-- Opening Marker --

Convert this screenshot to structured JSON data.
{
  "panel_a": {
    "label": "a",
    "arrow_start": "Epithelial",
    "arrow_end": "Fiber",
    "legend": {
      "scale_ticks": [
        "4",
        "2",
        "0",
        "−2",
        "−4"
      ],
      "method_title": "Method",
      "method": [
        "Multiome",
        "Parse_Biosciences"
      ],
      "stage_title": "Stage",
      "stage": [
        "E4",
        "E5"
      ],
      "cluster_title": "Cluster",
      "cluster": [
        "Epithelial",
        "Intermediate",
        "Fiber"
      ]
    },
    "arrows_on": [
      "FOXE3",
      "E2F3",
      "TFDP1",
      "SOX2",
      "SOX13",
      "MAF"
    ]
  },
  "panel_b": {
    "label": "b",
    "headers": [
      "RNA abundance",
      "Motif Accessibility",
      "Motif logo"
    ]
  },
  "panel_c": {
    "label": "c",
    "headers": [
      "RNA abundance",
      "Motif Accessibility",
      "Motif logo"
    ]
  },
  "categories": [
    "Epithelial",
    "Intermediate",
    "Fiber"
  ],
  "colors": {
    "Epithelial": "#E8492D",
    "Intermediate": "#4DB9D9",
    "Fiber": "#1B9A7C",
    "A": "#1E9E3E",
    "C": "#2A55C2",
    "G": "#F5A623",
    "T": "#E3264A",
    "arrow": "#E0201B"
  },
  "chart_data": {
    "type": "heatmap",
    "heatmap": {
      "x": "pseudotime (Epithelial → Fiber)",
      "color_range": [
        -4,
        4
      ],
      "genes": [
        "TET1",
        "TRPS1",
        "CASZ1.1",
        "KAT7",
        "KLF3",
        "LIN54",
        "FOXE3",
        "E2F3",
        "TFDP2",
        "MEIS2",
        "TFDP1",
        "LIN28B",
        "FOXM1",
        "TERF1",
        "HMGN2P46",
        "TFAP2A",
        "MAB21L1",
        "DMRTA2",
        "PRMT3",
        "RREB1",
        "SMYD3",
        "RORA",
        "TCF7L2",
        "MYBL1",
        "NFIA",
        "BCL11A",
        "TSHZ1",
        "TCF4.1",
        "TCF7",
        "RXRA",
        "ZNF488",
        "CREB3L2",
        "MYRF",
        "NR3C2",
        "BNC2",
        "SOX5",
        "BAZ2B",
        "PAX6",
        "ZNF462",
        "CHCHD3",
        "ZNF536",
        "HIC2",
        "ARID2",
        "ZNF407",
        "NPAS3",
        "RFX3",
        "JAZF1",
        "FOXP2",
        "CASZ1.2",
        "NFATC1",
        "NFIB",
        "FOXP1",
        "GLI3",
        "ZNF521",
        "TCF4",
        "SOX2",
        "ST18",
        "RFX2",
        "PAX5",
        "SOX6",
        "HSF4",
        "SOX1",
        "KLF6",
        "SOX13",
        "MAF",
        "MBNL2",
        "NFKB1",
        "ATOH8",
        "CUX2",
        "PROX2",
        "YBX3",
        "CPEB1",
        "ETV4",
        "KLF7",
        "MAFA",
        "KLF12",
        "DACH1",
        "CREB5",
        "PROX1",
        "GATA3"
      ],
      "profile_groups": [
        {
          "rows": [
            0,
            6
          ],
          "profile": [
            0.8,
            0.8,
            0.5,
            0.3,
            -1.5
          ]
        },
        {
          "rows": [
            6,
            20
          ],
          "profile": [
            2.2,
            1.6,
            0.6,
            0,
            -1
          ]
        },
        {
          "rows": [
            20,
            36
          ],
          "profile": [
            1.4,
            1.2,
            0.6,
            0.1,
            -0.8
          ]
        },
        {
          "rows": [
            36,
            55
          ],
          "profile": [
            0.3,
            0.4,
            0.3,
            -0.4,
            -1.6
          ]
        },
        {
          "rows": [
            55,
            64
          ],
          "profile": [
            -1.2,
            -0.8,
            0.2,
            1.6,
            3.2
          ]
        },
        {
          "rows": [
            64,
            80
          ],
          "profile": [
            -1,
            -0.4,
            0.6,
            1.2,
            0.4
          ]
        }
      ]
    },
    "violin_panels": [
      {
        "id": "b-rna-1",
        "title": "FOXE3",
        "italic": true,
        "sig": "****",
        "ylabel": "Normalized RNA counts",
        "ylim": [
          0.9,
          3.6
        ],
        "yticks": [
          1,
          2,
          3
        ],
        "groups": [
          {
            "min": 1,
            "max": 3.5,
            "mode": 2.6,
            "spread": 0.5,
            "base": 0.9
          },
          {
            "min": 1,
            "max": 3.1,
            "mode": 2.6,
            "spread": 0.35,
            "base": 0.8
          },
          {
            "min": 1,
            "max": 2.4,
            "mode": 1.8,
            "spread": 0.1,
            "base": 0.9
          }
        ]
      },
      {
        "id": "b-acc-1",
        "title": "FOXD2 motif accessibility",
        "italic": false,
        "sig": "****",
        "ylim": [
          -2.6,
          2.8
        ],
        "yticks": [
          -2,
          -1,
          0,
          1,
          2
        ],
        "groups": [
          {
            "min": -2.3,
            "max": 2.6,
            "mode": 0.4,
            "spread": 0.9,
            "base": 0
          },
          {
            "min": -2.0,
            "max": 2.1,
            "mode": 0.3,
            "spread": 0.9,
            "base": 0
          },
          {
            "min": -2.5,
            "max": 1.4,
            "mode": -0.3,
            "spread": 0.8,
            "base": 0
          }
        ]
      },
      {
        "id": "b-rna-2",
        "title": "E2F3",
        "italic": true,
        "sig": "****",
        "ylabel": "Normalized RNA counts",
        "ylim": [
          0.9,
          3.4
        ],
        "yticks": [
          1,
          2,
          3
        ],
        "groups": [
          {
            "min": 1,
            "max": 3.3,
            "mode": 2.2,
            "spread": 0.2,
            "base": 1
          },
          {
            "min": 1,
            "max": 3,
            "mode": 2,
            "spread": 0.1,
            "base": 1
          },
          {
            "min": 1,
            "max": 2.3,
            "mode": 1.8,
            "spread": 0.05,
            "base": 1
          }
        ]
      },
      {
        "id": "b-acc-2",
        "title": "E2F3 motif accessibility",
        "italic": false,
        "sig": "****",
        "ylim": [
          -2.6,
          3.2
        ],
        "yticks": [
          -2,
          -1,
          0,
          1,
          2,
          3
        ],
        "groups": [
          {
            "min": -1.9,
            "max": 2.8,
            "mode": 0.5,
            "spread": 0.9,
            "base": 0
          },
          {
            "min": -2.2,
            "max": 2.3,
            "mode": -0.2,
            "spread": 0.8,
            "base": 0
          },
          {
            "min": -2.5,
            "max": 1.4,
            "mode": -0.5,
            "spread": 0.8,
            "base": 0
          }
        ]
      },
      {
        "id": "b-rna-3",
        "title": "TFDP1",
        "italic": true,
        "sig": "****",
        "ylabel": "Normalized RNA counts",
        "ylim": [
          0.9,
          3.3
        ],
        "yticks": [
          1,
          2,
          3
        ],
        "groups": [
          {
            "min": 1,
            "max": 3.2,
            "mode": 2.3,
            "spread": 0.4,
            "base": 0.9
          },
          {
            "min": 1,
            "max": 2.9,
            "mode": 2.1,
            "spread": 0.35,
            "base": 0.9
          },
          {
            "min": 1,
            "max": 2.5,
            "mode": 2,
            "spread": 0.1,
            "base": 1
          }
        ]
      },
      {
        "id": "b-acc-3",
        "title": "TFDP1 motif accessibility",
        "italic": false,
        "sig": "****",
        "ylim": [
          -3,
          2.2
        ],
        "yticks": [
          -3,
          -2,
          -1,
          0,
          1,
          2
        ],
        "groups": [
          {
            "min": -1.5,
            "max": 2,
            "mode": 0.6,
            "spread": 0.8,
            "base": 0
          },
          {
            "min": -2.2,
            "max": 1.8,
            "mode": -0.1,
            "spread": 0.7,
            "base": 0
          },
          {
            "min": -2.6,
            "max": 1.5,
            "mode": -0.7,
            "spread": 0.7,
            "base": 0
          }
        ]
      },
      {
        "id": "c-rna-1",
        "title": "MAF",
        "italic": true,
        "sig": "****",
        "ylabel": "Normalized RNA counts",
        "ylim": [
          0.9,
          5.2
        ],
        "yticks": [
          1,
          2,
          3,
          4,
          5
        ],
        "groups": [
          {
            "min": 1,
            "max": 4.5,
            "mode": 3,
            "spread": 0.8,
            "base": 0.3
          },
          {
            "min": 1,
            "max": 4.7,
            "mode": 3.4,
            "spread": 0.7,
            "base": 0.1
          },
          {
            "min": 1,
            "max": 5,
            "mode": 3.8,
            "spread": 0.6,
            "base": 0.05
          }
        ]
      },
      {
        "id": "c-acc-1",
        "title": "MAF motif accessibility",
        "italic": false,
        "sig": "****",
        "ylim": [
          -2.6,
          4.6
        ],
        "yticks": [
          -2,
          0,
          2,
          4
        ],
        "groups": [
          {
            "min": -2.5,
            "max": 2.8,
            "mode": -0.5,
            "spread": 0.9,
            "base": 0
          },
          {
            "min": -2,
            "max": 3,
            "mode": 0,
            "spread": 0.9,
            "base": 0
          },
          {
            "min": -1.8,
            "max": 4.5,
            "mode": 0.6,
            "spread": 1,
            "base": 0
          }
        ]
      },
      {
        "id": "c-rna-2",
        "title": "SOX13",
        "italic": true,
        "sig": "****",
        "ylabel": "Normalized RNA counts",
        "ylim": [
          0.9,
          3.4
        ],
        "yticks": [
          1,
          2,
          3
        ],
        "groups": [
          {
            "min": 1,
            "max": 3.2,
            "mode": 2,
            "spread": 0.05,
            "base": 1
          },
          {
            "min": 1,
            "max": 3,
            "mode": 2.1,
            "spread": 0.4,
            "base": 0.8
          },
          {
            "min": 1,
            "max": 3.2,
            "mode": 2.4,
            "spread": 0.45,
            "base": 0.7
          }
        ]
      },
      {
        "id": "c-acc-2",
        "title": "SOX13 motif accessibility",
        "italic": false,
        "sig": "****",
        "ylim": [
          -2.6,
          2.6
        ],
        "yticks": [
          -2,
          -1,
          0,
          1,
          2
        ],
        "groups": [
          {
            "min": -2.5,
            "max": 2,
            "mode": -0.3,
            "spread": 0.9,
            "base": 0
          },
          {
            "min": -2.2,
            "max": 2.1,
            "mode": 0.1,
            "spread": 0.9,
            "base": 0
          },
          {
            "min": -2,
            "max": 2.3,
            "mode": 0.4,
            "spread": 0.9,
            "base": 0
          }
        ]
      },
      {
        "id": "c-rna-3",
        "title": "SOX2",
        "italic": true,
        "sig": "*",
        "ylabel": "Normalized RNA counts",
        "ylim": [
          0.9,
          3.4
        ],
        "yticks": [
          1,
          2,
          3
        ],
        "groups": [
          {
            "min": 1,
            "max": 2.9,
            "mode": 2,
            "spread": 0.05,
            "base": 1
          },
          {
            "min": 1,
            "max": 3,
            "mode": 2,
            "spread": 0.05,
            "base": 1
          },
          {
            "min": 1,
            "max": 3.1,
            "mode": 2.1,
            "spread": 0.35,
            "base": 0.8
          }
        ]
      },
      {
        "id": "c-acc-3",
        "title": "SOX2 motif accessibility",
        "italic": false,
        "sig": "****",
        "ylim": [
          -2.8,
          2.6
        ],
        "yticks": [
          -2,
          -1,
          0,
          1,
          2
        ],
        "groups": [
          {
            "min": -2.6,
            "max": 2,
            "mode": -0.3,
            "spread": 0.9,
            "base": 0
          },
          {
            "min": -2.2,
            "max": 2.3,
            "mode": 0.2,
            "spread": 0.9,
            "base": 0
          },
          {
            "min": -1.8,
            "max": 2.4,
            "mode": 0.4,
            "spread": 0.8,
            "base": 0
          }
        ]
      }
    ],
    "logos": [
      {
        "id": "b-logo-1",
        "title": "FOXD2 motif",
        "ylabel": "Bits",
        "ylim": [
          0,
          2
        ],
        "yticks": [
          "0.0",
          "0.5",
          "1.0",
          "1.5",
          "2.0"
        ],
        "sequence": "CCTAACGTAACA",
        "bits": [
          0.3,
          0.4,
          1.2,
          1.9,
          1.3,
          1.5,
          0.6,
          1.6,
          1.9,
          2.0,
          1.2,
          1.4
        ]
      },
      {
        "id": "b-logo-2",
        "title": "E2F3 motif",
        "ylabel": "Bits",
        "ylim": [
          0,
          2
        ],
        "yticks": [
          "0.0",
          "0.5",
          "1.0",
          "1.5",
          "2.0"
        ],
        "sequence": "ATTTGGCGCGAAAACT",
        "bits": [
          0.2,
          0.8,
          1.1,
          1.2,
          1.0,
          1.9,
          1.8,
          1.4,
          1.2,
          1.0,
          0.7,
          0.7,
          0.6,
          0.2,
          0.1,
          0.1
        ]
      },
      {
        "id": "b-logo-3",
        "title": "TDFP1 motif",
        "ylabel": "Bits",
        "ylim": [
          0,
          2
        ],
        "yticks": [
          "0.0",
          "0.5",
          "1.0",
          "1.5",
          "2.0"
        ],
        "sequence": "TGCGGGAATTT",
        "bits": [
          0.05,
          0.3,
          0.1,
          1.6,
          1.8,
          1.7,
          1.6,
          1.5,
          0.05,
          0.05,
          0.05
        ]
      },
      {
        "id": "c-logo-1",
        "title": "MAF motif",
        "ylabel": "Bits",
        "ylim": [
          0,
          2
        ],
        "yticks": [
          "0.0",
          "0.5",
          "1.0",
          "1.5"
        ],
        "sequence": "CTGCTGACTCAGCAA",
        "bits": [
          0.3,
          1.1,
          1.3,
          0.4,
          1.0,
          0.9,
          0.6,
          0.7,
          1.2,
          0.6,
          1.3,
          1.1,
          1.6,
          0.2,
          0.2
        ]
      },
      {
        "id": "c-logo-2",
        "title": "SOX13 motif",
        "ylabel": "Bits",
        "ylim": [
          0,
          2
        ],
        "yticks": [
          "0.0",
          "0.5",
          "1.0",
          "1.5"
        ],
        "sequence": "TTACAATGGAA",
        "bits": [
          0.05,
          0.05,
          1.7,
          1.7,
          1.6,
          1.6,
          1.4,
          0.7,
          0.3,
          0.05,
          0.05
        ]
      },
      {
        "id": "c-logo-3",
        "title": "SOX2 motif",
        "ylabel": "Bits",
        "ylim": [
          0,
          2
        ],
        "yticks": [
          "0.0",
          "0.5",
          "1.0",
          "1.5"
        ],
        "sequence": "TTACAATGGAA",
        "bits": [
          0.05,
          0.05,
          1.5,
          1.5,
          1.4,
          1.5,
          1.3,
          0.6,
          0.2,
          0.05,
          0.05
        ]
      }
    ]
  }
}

-- Closing Marker --

Required work — Which lines in the data hold the string "sequence"? Copy each of them.

Solution to the problem —
        "sequence": "CCTAACGTAACA",
        "sequence": "ATTTGGCGCGAAAACT",
        "sequence": "TGCGGGAATTT",
        "sequence": "CTGCTGACTCAGCAA",
        "sequence": "TTACAATGGAA",
        "sequence": "TTACAATGGAA",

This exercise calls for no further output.